Data:
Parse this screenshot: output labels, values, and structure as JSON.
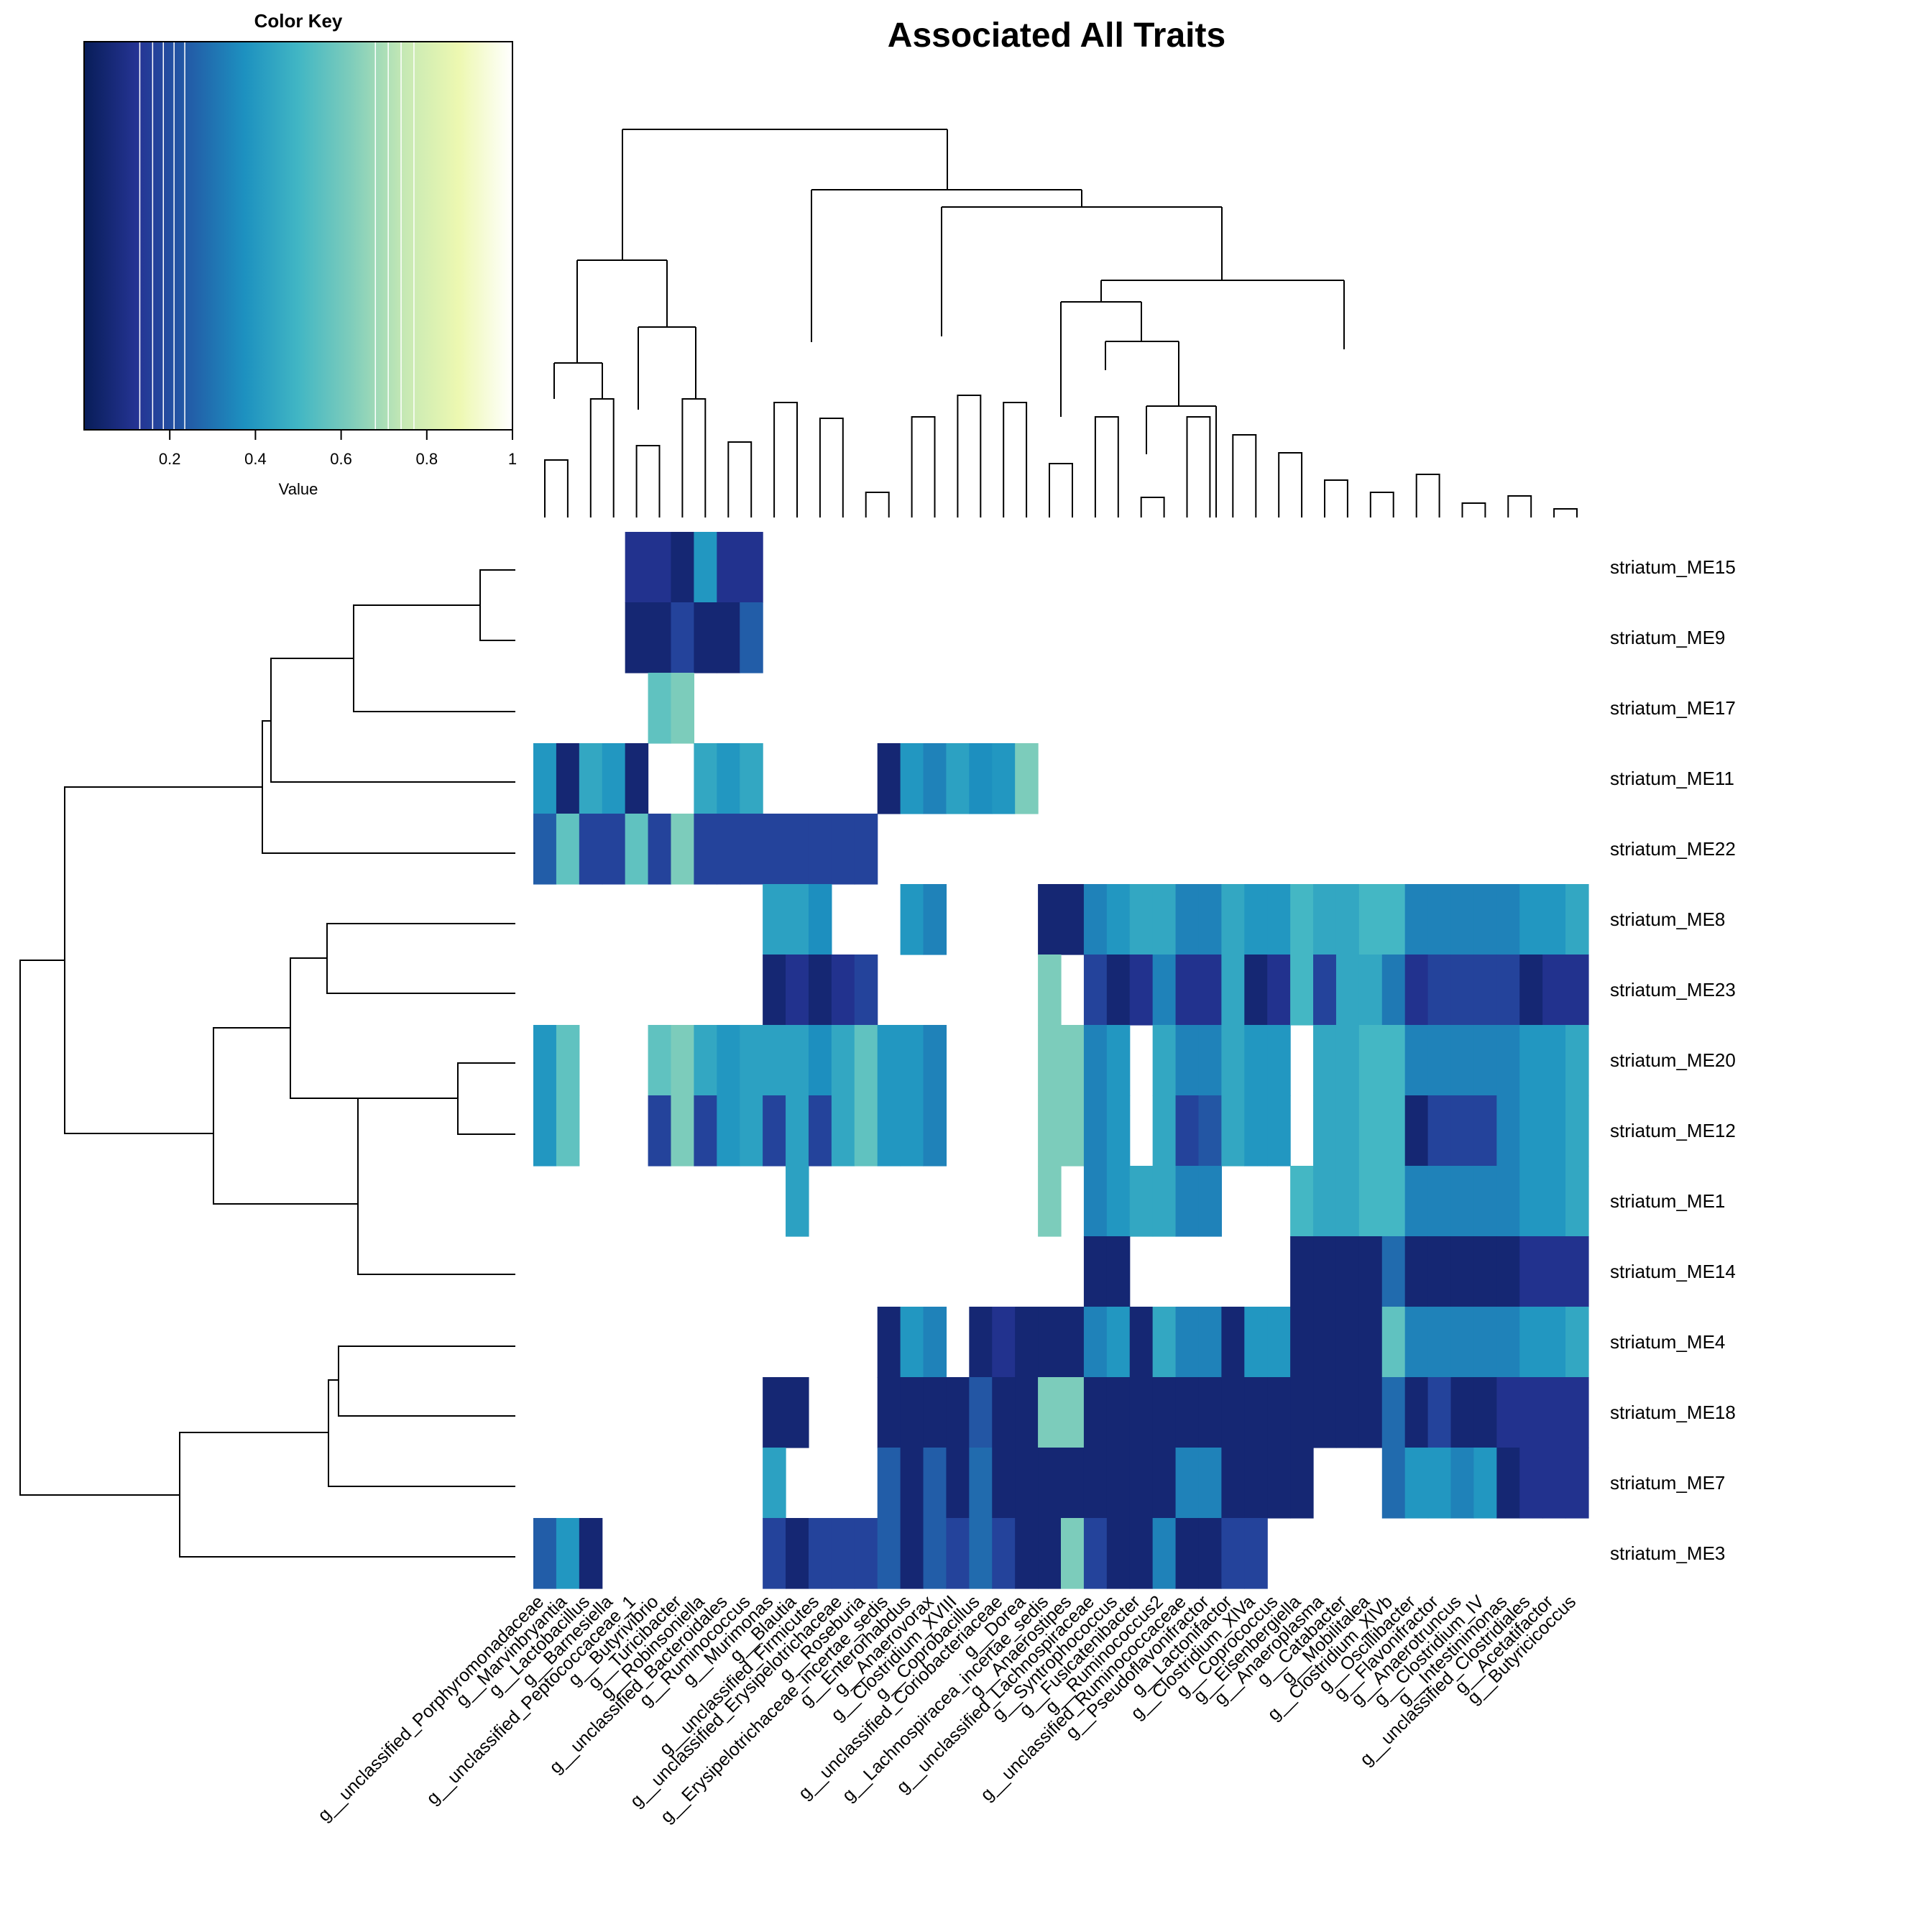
{
  "chart_data": {
    "type": "heatmap",
    "title": "Associated All Traits",
    "color_key": {
      "title": "Color Key",
      "xlabel": "Value",
      "ticks": [
        "0.2",
        "0.4",
        "0.6",
        "0.8",
        "1"
      ],
      "tick_values": [
        0.2,
        0.4,
        0.6,
        0.8,
        1.0
      ],
      "range": [
        0,
        1
      ],
      "colormap": [
        "#081d58",
        "#253494",
        "#225ea8",
        "#1d91c0",
        "#41b6c4",
        "#7fcdbb",
        "#c7e9b4",
        "#edf8b1",
        "#ffffd9",
        "#ffffff"
      ]
    },
    "columns": [
      "g__unclassified_Porphyromonadaceae",
      "g__Marvinbryantia",
      "g__Lactobacillus",
      "g__Barnesiella",
      "g__unclassified_Peptococcaceae_1",
      "g__Butyrivibrio",
      "g__Turicibacter",
      "g__Robinsoniella",
      "g__unclassified_Bacteroidales",
      "g__Ruminococcus",
      "g__Murimonas",
      "g__Blautia",
      "g__unclassified_Firmicutes",
      "g__unclassified_Erysipelotrichaceae",
      "g__Roseburia",
      "g__Erysipelotrichaceae_incertae_sedis",
      "g__Enterorhabdus",
      "g__Anaerovorax",
      "g__Clostridium_XVIII",
      "g__Coprobacillus",
      "g__unclassified_Coriobacteriaceae",
      "g__Dorea",
      "g__Lachnospiracea_incertae_sedis",
      "g__Anaerostipes",
      "g__unclassified_Lachnospiraceae",
      "g__Syntrophococcus",
      "g__Fusicatenibacter",
      "g__Ruminococcus2",
      "g__unclassified_Ruminococcaceae",
      "g__Pseudoflavonifractor",
      "g__Lactonifactor",
      "g__Clostridium_XlVa",
      "g__Coprococcus",
      "g__Eisenbergiella",
      "g__Anaeroplasma",
      "g__Catabacter",
      "g__Mobilitalea",
      "g__Clostridium_XlVb",
      "g__Oscillibacter",
      "g__Flavonifractor",
      "g__Anaerotruncus",
      "g__Clostridium_IV",
      "g__Intestinimonas",
      "g__unclassified_Clostridiales",
      "g__Acetatifactor",
      "g__Butyricicoccus"
    ],
    "rows": [
      "striatum_ME15",
      "striatum_ME9",
      "striatum_ME17",
      "striatum_ME11",
      "striatum_ME22",
      "striatum_ME8",
      "striatum_ME23",
      "striatum_ME20",
      "striatum_ME12",
      "striatum_ME1",
      "striatum_ME14",
      "striatum_ME4",
      "striatum_ME18",
      "striatum_ME7",
      "striatum_ME3"
    ],
    "values": [
      [
        null,
        null,
        null,
        null,
        0.1,
        0.1,
        0.05,
        0.35,
        0.1,
        0.1,
        null,
        null,
        null,
        null,
        null,
        null,
        null,
        null,
        null,
        null,
        null,
        null,
        null,
        null,
        null,
        null,
        null,
        null,
        null,
        null,
        null,
        null,
        null,
        null,
        null,
        null,
        null,
        null,
        null,
        null,
        null,
        null,
        null,
        null,
        null,
        null
      ],
      [
        null,
        null,
        null,
        null,
        0.05,
        0.05,
        0.15,
        0.05,
        0.05,
        0.22,
        null,
        null,
        null,
        null,
        null,
        null,
        null,
        null,
        null,
        null,
        null,
        null,
        null,
        null,
        null,
        null,
        null,
        null,
        null,
        null,
        null,
        null,
        null,
        null,
        null,
        null,
        null,
        null,
        null,
        null,
        null,
        null,
        null,
        null,
        null,
        null
      ],
      [
        null,
        null,
        null,
        null,
        null,
        0.5,
        0.55,
        null,
        null,
        null,
        null,
        null,
        null,
        null,
        null,
        null,
        null,
        null,
        null,
        null,
        null,
        null,
        null,
        null,
        null,
        null,
        null,
        null,
        null,
        null,
        null,
        null,
        null,
        null,
        null,
        null,
        null,
        null,
        null,
        null,
        null,
        null,
        null,
        null,
        null,
        null
      ],
      [
        0.35,
        0.05,
        0.4,
        0.35,
        0.05,
        null,
        null,
        0.4,
        0.35,
        0.4,
        null,
        null,
        null,
        null,
        null,
        0.05,
        0.35,
        0.3,
        0.38,
        0.33,
        0.35,
        0.55,
        null,
        null,
        null,
        null,
        null,
        null,
        null,
        null,
        null,
        null,
        null,
        null,
        null,
        null,
        null,
        null,
        null,
        null,
        null,
        null,
        null,
        null,
        null,
        null
      ],
      [
        0.22,
        0.5,
        0.15,
        0.15,
        0.5,
        0.15,
        0.55,
        0.15,
        0.15,
        0.15,
        0.15,
        0.15,
        0.15,
        0.15,
        0.15,
        null,
        null,
        null,
        null,
        null,
        null,
        null,
        null,
        null,
        null,
        null,
        null,
        null,
        null,
        null,
        null,
        null,
        null,
        null,
        null,
        null,
        null,
        null,
        null,
        null,
        null,
        null,
        null,
        null,
        null,
        null
      ],
      [
        null,
        null,
        null,
        null,
        null,
        null,
        null,
        null,
        null,
        null,
        0.38,
        0.38,
        0.33,
        null,
        null,
        null,
        0.35,
        0.3,
        null,
        null,
        null,
        null,
        0.05,
        0.05,
        0.3,
        0.35,
        0.4,
        0.4,
        0.3,
        0.3,
        0.4,
        0.35,
        0.35,
        0.45,
        0.4,
        0.4,
        0.45,
        0.45,
        0.3,
        0.3,
        0.3,
        0.3,
        0.3,
        0.35,
        0.35,
        0.4
      ],
      [
        null,
        null,
        null,
        null,
        null,
        null,
        null,
        null,
        null,
        null,
        0.05,
        0.1,
        0.05,
        0.1,
        0.15,
        null,
        null,
        null,
        null,
        null,
        null,
        null,
        0.55,
        null,
        0.15,
        0.05,
        0.1,
        0.3,
        0.1,
        0.1,
        0.4,
        0.05,
        0.1,
        0.45,
        0.15,
        0.4,
        0.4,
        0.28,
        0.1,
        0.15,
        0.15,
        0.15,
        0.15,
        0.05,
        0.1,
        0.1
      ],
      [
        0.35,
        0.5,
        null,
        null,
        null,
        0.5,
        0.55,
        0.4,
        0.35,
        0.38,
        0.38,
        0.38,
        0.33,
        0.4,
        0.5,
        0.35,
        0.35,
        0.3,
        null,
        null,
        null,
        null,
        0.55,
        0.55,
        0.3,
        0.35,
        null,
        0.4,
        0.3,
        0.3,
        0.4,
        0.35,
        0.35,
        null,
        0.4,
        0.4,
        0.45,
        0.45,
        0.3,
        0.3,
        0.3,
        0.3,
        0.3,
        0.35,
        0.35,
        0.4
      ],
      [
        0.35,
        0.5,
        null,
        null,
        null,
        0.15,
        0.55,
        0.15,
        0.35,
        0.38,
        0.15,
        0.38,
        0.15,
        0.4,
        0.5,
        0.35,
        0.35,
        0.3,
        null,
        null,
        null,
        null,
        0.55,
        0.55,
        0.3,
        0.35,
        null,
        0.4,
        0.15,
        0.2,
        0.4,
        0.35,
        0.35,
        null,
        0.4,
        0.4,
        0.45,
        0.45,
        0.05,
        0.15,
        0.15,
        0.15,
        0.3,
        0.35,
        0.35,
        0.4
      ],
      [
        null,
        null,
        null,
        null,
        null,
        null,
        null,
        null,
        null,
        null,
        null,
        0.38,
        null,
        null,
        null,
        null,
        null,
        null,
        null,
        null,
        null,
        null,
        0.55,
        null,
        0.3,
        0.35,
        0.4,
        0.4,
        0.3,
        0.3,
        null,
        null,
        null,
        0.45,
        0.4,
        0.4,
        0.45,
        0.45,
        0.3,
        0.3,
        0.3,
        0.3,
        0.3,
        0.35,
        0.35,
        0.4
      ],
      [
        null,
        null,
        null,
        null,
        null,
        null,
        null,
        null,
        null,
        null,
        null,
        null,
        null,
        null,
        null,
        null,
        null,
        null,
        null,
        null,
        null,
        null,
        null,
        null,
        0.05,
        0.05,
        null,
        null,
        null,
        null,
        null,
        null,
        null,
        0.05,
        0.05,
        0.05,
        0.05,
        0.25,
        0.05,
        0.05,
        0.05,
        0.05,
        0.05,
        0.1,
        0.1,
        0.1
      ],
      [
        null,
        null,
        null,
        null,
        null,
        null,
        null,
        null,
        null,
        null,
        null,
        null,
        null,
        null,
        null,
        0.05,
        0.35,
        0.3,
        null,
        0.05,
        0.1,
        0.05,
        0.05,
        0.05,
        0.3,
        0.35,
        0.05,
        0.4,
        0.3,
        0.3,
        0.05,
        0.35,
        0.35,
        0.05,
        0.05,
        0.05,
        0.05,
        0.5,
        0.3,
        0.3,
        0.3,
        0.3,
        0.3,
        0.35,
        0.35,
        0.4
      ],
      [
        null,
        null,
        null,
        null,
        null,
        null,
        null,
        null,
        null,
        null,
        0.05,
        0.05,
        null,
        null,
        null,
        0.05,
        0.05,
        0.05,
        0.05,
        0.2,
        0.05,
        0.05,
        0.55,
        0.55,
        0.05,
        0.05,
        0.05,
        0.05,
        0.05,
        0.05,
        0.05,
        0.05,
        0.05,
        0.05,
        0.05,
        0.05,
        0.05,
        0.25,
        0.05,
        0.15,
        0.05,
        0.05,
        0.1,
        0.1,
        0.1,
        0.1
      ],
      [
        null,
        null,
        null,
        null,
        null,
        null,
        null,
        null,
        null,
        null,
        0.38,
        null,
        null,
        null,
        null,
        0.22,
        0.05,
        0.22,
        0.05,
        0.25,
        0.05,
        0.05,
        0.05,
        0.05,
        0.05,
        0.05,
        0.05,
        0.05,
        0.3,
        0.3,
        0.05,
        0.05,
        0.05,
        0.05,
        null,
        null,
        null,
        0.25,
        0.35,
        0.35,
        0.3,
        0.35,
        0.05,
        0.1,
        0.1,
        0.1
      ],
      [
        0.22,
        0.35,
        0.05,
        null,
        null,
        null,
        null,
        null,
        null,
        null,
        0.15,
        0.05,
        0.15,
        0.15,
        0.15,
        0.22,
        0.05,
        0.22,
        0.15,
        0.25,
        0.15,
        0.05,
        0.05,
        0.55,
        0.15,
        0.05,
        0.05,
        0.3,
        0.05,
        0.05,
        0.15,
        0.15,
        null,
        null,
        null,
        null,
        null,
        null,
        null,
        null,
        null,
        null,
        null,
        null,
        null,
        null
      ]
    ]
  }
}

What is being asked: Go through the listing above and state how many of its lines contain "title", with no other words.

Your solution: 2